:: Dataset records ::

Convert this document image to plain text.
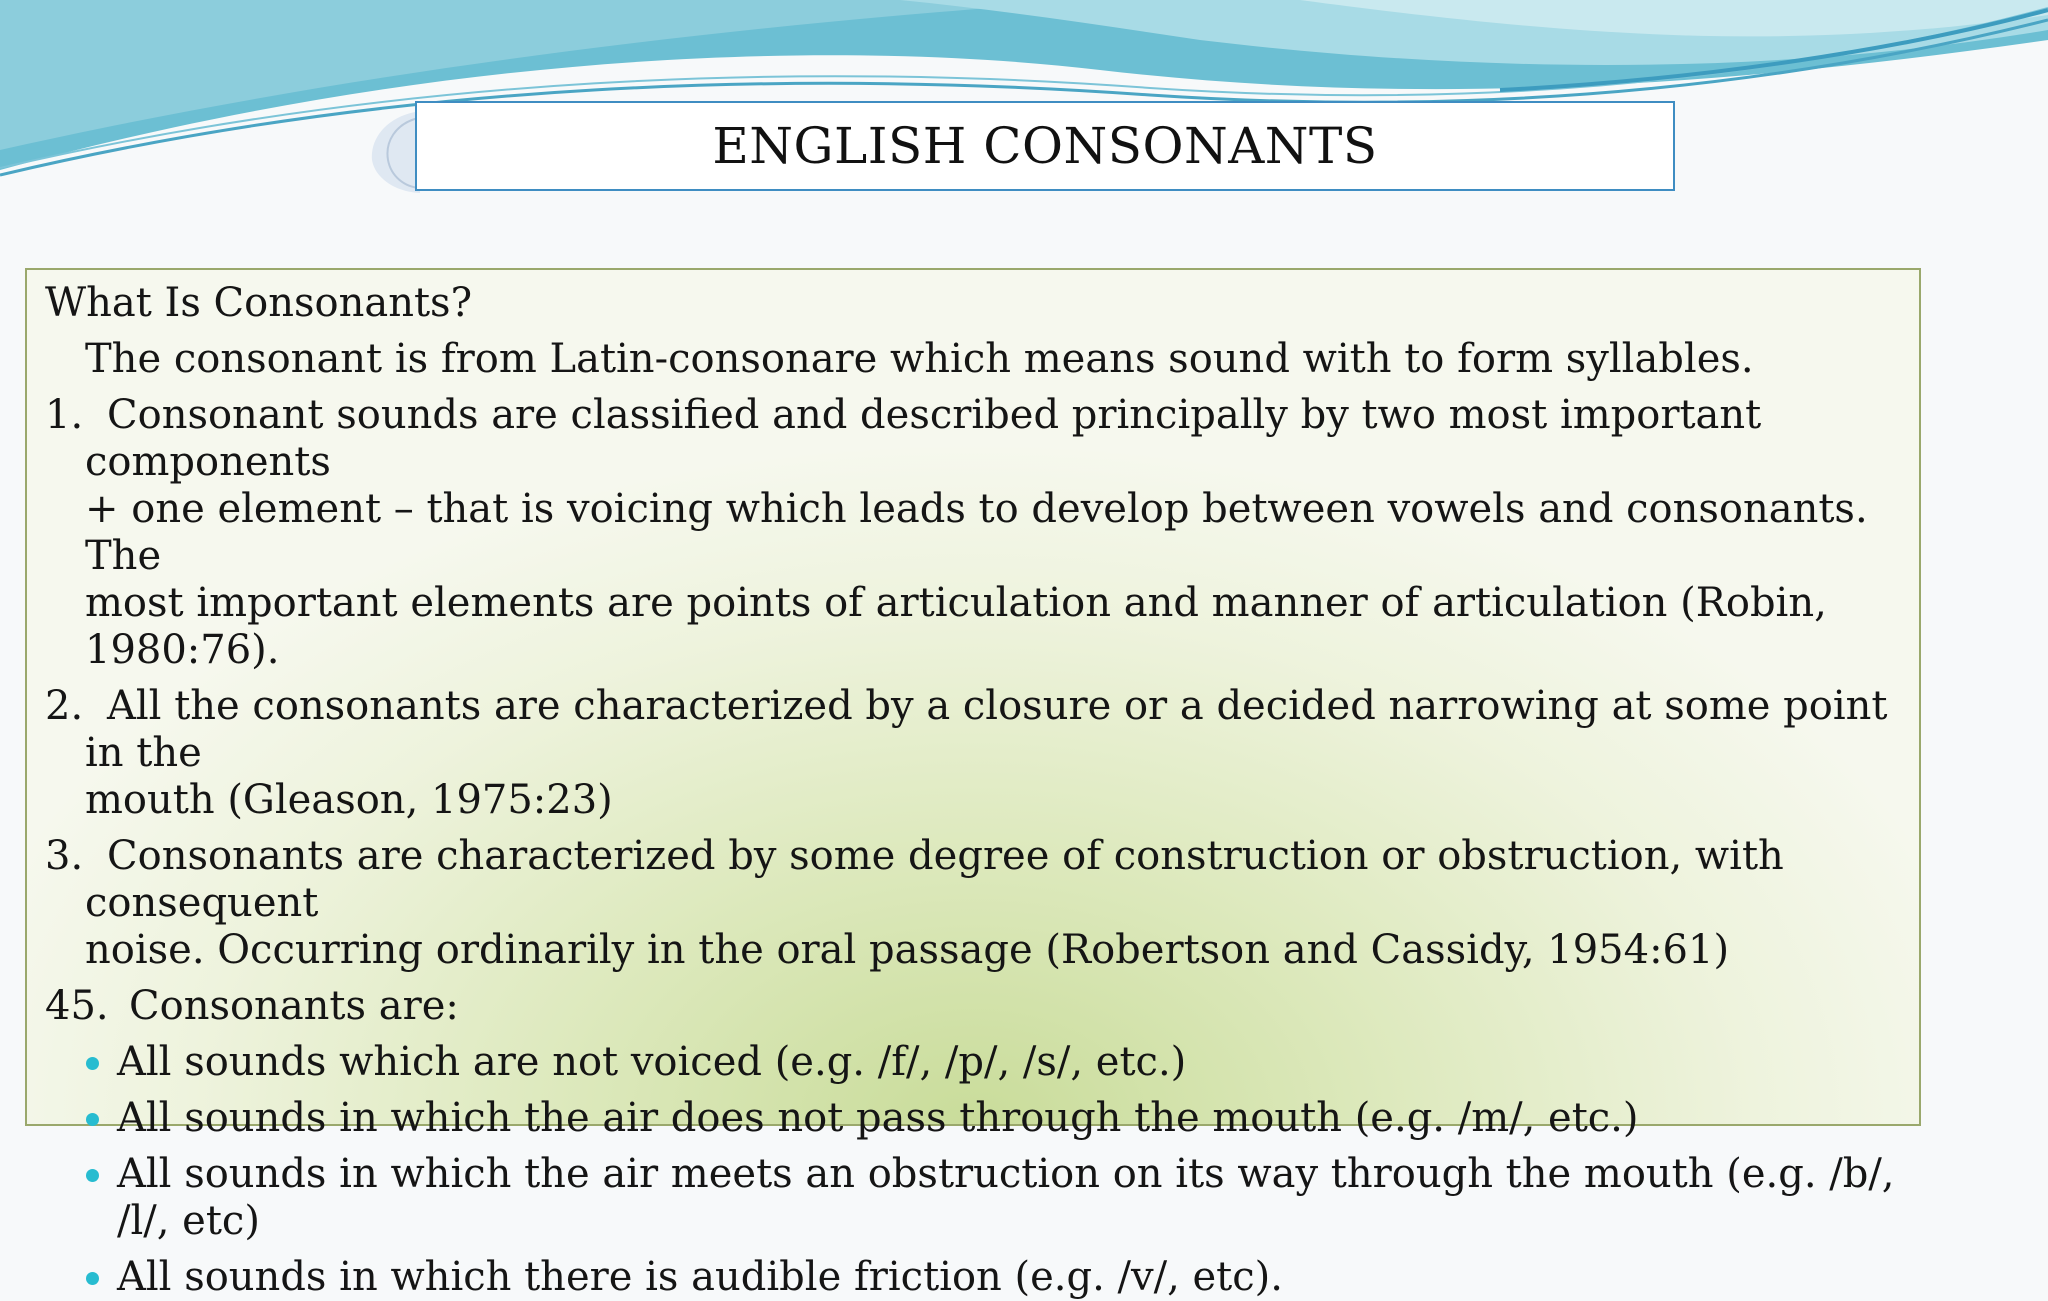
ENGLISH CONSONANTS

What Is Consonants?

The consonant is from Latin-consonare which means sound with to form syllables.

1. Consonant sounds are classified and described principally by two most important components
+ one element – that is voicing which leads to develop between vowels and consonants. The
most important elements are points of articulation and manner of articulation (Robin, 1980:76).
2. All the consonants are characterized by a closure or a decided narrowing at some point in the
mouth (Gleason, 1975:23)
3. Consonants are characterized by some degree of construction or obstruction, with consequent
noise. Occurring ordinarily in the oral passage (Robertson and Cassidy, 1954:61)
45. Consonants are:
All sounds which are not voiced (e.g. /f/, /p/, /s/, etc.)
All sounds in which the air does not pass through the mouth (e.g. /m/, etc.)
All sounds in which the air meets an obstruction on its way through the mouth (e.g. /b/, /l/, etc)
All sounds in which there is audible friction (e.g. /v/, etc).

:::

» Task to complete:
List every line above that holds the word "through".

» Full answer:
All sounds in which the air does not pass through the mouth (e.g. /m/, etc.)
All sounds in which the air meets an obstruction on its way through the mouth (e.g. /b/, /l/, etc)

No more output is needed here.